WRITTEN TASK: Output the full listing word for word.

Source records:
◇ ◇ ◇ ◇ ◇
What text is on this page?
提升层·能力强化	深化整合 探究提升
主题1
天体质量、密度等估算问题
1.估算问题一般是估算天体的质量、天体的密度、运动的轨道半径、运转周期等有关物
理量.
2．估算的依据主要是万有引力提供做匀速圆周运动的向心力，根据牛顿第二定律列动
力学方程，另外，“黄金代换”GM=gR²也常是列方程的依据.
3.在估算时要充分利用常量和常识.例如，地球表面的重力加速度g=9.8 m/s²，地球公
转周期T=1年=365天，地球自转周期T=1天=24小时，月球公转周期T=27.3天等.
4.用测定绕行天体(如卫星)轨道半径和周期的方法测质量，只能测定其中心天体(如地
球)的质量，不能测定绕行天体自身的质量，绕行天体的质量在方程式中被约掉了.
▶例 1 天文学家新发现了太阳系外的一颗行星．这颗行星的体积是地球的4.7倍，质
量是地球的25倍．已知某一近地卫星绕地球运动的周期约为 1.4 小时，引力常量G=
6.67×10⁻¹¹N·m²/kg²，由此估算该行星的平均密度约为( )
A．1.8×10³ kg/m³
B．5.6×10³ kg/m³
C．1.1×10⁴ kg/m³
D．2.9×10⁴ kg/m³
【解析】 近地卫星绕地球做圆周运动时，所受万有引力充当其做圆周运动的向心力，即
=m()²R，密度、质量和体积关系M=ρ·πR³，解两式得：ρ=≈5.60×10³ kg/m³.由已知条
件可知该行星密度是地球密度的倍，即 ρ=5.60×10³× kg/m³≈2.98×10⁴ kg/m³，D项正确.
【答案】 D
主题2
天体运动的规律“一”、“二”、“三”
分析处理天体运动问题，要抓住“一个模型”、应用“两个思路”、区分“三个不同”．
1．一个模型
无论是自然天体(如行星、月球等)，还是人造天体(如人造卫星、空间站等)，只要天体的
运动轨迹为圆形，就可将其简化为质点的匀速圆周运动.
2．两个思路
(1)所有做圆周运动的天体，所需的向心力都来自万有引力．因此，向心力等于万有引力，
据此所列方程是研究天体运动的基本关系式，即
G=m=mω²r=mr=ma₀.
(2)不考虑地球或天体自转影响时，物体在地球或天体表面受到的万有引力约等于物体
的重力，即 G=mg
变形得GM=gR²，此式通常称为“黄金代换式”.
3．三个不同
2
◇ ◇ ◇ ◇ ◇
SOLUTION TO THIS PROBLEM:
What text is on this page?
提升层·能力强化	深化整合 探究提升
主题1
天体质量、密度等估算问题
1.估算问题一般是估算天体的质量、天体的密度、运动的轨道半径、运转周期等有关物
理量.
2．估算的依据主要是万有引力提供做匀速圆周运动的向心力，根据牛顿第二定律列动
力学方程，另外，“黄金代换”GM=gR²也常是列方程的依据.
3.在估算时要充分利用常量和常识.例如，地球表面的重力加速度g=9.8 m/s²，地球公
转周期T=1年=365天，地球自转周期T=1天=24小时，月球公转周期T=27.3天等.
4.用测定绕行天体(如卫星)轨道半径和周期的方法测质量，只能测定其中心天体(如地
球)的质量，不能测定绕行天体自身的质量，绕行天体的质量在方程式中被约掉了.
▶例 1 天文学家新发现了太阳系外的一颗行星．这颗行星的体积是地球的4.7倍，质
量是地球的25倍．已知某一近地卫星绕地球运动的周期约为 1.4 小时，引力常量G=
6.67×10⁻¹¹N·m²/kg²，由此估算该行星的平均密度约为( )
A．1.8×10³ kg/m³
B．5.6×10³ kg/m³
C．1.1×10⁴ kg/m³
D．2.9×10⁴ kg/m³
【解析】 近地卫星绕地球做圆周运动时，所受万有引力充当其做圆周运动的向心力，即
=m()²R，密度、质量和体积关系M=ρ·πR³，解两式得：ρ=≈5.60×10³ kg/m³.由已知条
件可知该行星密度是地球密度的倍，即 ρ=5.60×10³× kg/m³≈2.98×10⁴ kg/m³，D项正确.
【答案】 D
主题2
天体运动的规律“一”、“二”、“三”
分析处理天体运动问题，要抓住“一个模型”、应用“两个思路”、区分“三个不同”．
1．一个模型
无论是自然天体(如行星、月球等)，还是人造天体(如人造卫星、空间站等)，只要天体的
运动轨迹为圆形，就可将其简化为质点的匀速圆周运动.
2．两个思路
(1)所有做圆周运动的天体，所需的向心力都来自万有引力．因此，向心力等于万有引力，
据此所列方程是研究天体运动的基本关系式，即
G=m=mω²r=mr=ma₀.
(2)不考虑地球或天体自转影响时，物体在地球或天体表面受到的万有引力约等于物体
的重力，即 G=mg
变形得GM=gR²，此式通常称为“黄金代换式”.
3．三个不同
2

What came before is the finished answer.